>> start GIVEN DATA
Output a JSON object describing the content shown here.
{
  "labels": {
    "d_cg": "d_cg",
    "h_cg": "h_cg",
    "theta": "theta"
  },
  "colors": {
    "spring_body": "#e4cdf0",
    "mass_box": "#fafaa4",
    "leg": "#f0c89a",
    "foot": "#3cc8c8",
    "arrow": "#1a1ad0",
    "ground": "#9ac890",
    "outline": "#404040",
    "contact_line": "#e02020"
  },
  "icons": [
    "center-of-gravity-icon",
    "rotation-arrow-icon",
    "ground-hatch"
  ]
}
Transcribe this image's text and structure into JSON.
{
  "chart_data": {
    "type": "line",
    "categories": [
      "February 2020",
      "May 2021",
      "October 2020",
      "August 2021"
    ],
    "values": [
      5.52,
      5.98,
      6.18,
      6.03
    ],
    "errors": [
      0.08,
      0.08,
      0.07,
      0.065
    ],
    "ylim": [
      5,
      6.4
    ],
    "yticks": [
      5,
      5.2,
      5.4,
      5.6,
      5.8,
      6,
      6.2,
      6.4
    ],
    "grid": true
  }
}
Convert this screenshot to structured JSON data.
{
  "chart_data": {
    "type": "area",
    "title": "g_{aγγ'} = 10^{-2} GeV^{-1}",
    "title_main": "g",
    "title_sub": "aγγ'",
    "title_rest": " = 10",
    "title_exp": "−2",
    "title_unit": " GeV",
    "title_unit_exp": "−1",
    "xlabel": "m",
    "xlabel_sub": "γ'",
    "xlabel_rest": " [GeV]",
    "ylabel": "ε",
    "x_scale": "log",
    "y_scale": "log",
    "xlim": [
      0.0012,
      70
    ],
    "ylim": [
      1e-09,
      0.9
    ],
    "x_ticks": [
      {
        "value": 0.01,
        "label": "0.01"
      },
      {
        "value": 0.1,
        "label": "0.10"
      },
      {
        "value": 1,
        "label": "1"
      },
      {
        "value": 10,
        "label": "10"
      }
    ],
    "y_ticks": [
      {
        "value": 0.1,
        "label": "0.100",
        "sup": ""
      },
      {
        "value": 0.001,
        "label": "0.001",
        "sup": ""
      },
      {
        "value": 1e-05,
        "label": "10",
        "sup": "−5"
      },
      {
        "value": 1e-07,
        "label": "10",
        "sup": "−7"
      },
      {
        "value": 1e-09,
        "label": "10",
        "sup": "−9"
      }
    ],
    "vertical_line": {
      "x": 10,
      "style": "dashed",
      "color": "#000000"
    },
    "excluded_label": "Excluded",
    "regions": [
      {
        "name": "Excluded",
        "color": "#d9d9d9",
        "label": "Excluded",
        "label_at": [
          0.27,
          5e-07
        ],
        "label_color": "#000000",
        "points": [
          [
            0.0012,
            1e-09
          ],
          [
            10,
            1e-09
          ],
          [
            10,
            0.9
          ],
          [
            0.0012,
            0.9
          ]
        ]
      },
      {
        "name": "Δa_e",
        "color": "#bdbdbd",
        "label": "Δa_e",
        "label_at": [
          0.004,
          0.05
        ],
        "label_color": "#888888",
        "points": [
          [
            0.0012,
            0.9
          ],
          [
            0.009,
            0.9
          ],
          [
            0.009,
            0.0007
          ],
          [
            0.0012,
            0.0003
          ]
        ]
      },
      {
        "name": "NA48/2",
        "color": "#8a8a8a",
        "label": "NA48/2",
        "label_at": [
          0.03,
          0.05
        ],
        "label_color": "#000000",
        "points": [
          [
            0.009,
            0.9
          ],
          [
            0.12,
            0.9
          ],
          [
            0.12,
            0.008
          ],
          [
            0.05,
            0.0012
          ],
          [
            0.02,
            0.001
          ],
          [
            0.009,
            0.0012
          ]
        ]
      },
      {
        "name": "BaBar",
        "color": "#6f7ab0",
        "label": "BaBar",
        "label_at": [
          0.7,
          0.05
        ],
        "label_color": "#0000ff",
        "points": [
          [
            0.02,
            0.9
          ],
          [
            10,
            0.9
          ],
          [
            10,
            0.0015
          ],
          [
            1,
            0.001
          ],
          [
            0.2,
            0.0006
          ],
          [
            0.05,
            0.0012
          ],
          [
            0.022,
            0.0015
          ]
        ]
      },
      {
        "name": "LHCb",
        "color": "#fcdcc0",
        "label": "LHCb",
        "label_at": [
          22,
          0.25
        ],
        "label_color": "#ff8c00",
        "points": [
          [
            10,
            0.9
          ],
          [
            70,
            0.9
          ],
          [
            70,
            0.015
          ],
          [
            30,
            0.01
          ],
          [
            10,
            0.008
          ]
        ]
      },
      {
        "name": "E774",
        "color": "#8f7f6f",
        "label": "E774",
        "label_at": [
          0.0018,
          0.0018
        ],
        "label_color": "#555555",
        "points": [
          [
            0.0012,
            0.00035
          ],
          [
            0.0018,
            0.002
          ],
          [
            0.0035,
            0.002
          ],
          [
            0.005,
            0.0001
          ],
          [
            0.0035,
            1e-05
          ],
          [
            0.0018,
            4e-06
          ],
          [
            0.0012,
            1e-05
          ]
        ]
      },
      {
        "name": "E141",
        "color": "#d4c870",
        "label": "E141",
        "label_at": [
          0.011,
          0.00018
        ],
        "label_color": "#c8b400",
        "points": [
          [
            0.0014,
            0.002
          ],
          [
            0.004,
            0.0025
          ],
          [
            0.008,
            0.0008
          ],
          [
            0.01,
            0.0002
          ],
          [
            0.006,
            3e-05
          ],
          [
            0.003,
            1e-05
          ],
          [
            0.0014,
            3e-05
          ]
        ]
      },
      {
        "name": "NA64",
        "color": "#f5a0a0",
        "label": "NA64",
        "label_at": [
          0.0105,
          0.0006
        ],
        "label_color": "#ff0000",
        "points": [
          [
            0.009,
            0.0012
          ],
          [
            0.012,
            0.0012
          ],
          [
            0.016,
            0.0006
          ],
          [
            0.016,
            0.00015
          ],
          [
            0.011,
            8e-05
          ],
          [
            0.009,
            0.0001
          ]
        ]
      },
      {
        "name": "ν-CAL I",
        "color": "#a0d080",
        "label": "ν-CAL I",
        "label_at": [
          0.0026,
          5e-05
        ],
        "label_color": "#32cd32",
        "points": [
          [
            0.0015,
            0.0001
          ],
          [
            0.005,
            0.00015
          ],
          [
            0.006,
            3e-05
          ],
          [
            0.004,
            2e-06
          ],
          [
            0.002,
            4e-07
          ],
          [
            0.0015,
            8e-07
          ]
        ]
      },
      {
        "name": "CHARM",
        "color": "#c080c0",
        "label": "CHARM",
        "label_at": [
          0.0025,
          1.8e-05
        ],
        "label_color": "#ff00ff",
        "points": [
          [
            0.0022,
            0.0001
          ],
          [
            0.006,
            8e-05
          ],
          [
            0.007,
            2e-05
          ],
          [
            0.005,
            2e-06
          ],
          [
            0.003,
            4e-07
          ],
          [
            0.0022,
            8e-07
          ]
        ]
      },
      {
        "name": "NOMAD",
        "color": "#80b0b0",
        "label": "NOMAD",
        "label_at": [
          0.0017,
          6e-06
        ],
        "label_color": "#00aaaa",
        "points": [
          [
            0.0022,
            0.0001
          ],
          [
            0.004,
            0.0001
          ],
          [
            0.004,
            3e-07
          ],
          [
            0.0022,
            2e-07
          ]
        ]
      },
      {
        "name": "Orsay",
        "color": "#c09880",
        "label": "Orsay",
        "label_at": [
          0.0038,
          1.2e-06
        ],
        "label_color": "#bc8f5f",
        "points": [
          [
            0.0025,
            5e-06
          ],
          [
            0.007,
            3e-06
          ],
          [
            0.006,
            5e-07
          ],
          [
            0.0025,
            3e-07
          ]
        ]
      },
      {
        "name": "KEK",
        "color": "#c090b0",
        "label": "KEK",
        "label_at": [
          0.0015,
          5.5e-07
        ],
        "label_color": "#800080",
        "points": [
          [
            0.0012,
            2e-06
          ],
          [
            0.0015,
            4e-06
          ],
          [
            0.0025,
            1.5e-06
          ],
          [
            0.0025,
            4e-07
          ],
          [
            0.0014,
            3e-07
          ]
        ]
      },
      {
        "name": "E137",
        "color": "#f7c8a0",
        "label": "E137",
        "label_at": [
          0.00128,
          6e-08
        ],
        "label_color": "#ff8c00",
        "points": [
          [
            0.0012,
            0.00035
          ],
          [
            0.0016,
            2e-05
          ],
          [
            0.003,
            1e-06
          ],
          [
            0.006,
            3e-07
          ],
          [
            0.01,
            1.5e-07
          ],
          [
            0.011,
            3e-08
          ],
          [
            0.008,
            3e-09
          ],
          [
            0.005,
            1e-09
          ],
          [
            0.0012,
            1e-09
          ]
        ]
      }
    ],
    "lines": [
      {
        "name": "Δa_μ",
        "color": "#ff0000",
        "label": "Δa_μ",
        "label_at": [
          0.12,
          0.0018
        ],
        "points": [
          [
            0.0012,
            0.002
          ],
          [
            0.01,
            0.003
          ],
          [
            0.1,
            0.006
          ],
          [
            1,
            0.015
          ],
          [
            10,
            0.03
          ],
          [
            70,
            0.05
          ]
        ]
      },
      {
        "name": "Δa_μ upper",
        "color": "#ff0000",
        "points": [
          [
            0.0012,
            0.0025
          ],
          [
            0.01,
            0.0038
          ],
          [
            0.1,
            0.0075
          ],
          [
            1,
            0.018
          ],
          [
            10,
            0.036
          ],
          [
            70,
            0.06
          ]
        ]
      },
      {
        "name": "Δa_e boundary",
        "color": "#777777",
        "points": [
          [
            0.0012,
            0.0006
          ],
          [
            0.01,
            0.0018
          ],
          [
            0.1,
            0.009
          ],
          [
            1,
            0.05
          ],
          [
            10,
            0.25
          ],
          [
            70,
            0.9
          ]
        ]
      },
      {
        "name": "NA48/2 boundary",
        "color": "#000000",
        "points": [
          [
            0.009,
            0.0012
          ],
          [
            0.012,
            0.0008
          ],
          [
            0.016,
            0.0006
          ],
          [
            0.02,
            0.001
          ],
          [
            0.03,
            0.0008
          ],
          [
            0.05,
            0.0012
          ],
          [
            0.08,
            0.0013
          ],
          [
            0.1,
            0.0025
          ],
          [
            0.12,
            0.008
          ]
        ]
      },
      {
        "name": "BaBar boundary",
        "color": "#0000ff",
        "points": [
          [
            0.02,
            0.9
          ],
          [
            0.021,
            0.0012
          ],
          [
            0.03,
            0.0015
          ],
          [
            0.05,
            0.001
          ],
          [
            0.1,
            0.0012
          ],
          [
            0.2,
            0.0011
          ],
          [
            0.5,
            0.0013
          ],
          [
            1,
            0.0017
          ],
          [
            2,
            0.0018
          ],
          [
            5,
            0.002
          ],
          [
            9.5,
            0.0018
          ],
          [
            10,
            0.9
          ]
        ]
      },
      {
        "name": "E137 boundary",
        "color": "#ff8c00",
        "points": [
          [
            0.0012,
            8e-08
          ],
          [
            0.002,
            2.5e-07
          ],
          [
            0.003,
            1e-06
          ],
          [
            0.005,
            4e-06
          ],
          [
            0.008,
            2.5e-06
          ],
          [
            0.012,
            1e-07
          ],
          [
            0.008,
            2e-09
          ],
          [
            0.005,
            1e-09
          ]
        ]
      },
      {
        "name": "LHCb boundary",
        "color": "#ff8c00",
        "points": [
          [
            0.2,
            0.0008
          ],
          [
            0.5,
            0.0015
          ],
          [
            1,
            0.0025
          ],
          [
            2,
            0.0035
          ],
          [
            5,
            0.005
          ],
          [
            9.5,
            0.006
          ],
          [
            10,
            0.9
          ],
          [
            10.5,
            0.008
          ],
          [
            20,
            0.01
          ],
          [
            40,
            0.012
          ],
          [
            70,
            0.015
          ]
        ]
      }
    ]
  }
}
>> end GIVEN DATA
PROBLEM
Go through the entries above and copy every line containing "BaBar".

RESULT FOR THIS EXERCISE
        "name": "BaBar",
        "label": "BaBar",
        "name": "BaBar boundary",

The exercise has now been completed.